- WHAT IS NEEDED
Reproduce the material from its first line through the line containing "List each element", including both ends, and leave the pictures out.

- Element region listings
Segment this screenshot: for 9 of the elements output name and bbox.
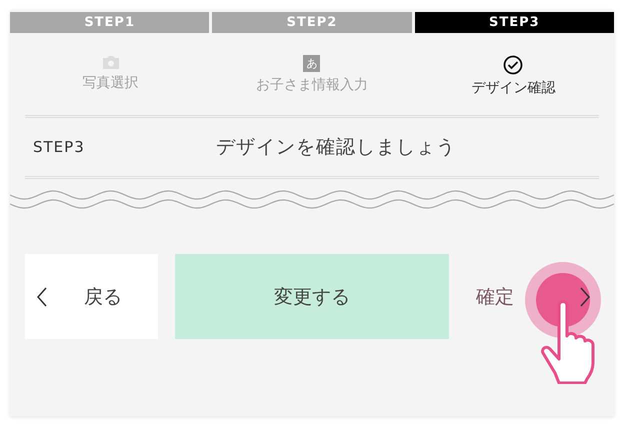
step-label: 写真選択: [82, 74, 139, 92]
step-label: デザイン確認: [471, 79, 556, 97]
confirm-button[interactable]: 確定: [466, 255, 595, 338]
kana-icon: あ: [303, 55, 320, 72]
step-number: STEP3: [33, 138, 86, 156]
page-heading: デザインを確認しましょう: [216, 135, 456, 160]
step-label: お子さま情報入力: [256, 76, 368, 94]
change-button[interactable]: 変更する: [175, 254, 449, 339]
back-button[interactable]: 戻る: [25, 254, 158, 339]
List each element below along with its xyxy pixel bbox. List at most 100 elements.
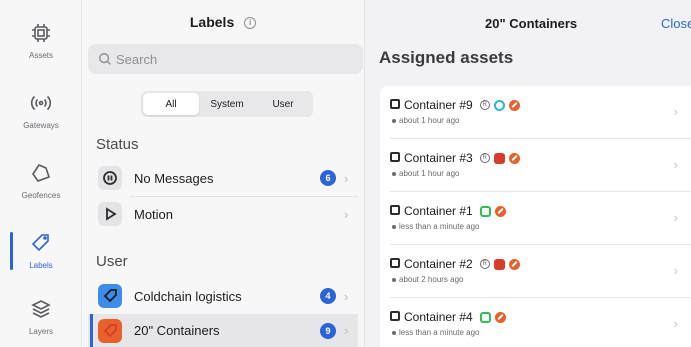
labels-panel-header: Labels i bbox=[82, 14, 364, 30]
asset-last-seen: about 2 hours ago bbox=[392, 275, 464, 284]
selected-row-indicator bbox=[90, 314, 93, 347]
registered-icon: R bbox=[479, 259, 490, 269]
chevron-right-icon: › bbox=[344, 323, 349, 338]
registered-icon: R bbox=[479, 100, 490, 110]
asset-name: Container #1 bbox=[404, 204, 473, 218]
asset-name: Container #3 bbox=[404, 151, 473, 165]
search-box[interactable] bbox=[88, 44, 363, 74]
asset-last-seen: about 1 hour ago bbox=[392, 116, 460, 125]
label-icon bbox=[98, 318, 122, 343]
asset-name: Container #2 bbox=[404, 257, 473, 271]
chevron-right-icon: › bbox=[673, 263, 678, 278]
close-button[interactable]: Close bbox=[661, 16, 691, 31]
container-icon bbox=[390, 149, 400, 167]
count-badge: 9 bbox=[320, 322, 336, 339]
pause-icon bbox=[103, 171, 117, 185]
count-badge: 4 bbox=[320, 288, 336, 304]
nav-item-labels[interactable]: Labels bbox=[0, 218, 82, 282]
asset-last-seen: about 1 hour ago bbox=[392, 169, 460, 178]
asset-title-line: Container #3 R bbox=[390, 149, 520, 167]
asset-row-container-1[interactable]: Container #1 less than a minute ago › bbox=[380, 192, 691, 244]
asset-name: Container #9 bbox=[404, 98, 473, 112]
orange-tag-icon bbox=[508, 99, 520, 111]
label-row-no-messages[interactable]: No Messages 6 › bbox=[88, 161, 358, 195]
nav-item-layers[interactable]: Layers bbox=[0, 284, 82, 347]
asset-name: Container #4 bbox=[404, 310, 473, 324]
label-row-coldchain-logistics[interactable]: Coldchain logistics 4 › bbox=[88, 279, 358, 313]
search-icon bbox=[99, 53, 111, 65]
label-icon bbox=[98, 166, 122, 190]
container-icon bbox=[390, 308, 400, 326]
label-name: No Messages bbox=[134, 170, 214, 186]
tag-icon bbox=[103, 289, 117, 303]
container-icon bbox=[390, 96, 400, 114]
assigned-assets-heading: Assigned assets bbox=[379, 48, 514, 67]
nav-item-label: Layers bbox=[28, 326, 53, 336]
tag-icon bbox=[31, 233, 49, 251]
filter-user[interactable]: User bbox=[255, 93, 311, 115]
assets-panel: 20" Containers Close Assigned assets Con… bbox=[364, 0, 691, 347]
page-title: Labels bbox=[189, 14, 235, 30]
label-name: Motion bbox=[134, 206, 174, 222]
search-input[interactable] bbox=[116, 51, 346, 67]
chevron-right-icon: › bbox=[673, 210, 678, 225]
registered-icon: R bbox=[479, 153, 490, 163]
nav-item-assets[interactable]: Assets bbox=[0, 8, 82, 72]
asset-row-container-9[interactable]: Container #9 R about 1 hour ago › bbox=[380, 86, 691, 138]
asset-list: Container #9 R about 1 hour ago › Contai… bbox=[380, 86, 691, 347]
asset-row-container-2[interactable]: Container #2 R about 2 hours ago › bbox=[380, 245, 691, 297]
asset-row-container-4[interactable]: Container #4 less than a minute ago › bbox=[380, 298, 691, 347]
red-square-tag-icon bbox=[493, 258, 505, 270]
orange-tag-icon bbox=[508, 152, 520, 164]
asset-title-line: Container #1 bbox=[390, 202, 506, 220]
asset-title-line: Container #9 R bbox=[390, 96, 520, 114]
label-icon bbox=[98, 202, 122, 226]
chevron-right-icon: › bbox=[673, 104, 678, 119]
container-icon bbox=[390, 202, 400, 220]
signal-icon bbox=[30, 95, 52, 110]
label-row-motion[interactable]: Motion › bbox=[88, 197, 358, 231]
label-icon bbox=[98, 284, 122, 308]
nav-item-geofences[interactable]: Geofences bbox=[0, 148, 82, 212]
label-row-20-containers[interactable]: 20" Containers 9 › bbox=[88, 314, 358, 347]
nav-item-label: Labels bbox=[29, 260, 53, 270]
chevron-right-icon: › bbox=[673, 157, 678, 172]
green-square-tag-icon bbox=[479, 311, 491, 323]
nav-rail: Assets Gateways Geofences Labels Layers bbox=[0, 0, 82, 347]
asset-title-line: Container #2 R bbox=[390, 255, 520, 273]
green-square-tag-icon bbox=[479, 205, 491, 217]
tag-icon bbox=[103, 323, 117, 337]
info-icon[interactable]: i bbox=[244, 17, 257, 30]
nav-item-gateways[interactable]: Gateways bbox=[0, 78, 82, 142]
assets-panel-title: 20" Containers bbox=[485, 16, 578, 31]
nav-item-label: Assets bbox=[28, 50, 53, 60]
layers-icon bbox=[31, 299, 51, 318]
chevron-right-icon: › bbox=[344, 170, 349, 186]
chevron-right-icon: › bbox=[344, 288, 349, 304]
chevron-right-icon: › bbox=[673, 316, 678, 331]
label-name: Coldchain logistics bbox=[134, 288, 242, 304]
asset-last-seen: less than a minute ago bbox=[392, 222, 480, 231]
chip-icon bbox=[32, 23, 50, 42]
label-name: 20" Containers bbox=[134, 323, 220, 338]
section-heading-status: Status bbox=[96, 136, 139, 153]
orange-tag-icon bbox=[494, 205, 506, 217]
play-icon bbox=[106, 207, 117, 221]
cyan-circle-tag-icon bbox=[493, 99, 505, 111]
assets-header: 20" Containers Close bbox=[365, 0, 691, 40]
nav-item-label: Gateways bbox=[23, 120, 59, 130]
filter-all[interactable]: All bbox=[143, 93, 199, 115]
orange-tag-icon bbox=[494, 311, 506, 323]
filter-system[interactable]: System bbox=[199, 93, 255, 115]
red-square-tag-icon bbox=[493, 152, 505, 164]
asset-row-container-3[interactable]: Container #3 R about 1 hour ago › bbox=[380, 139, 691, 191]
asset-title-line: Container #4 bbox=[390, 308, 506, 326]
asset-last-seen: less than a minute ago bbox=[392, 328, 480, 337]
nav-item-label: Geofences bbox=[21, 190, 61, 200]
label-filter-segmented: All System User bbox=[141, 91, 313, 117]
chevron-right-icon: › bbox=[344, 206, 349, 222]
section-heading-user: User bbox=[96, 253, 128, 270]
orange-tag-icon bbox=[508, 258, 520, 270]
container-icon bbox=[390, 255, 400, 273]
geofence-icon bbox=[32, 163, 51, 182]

- COMPLETE OUTPUT
Segment this screenshot: for 9 of the elements output name and bbox.
step-label: 写真選択: [82, 74, 139, 92]
step-label: デザイン確認: [471, 79, 556, 97]
confirm-button[interactable]: 確定: [466, 255, 595, 338]
kana-icon: あ: [303, 55, 320, 72]
step-number: STEP3: [33, 138, 86, 156]
page-heading: デザインを確認しましょう: [216, 135, 456, 160]
step-label: お子さま情報入力: [256, 76, 368, 94]
change-button[interactable]: 変更する: [175, 254, 449, 339]
back-button[interactable]: 戻る: [25, 254, 158, 339]
List each element below along with its xyxy pixel bbox. List at most 100 elements.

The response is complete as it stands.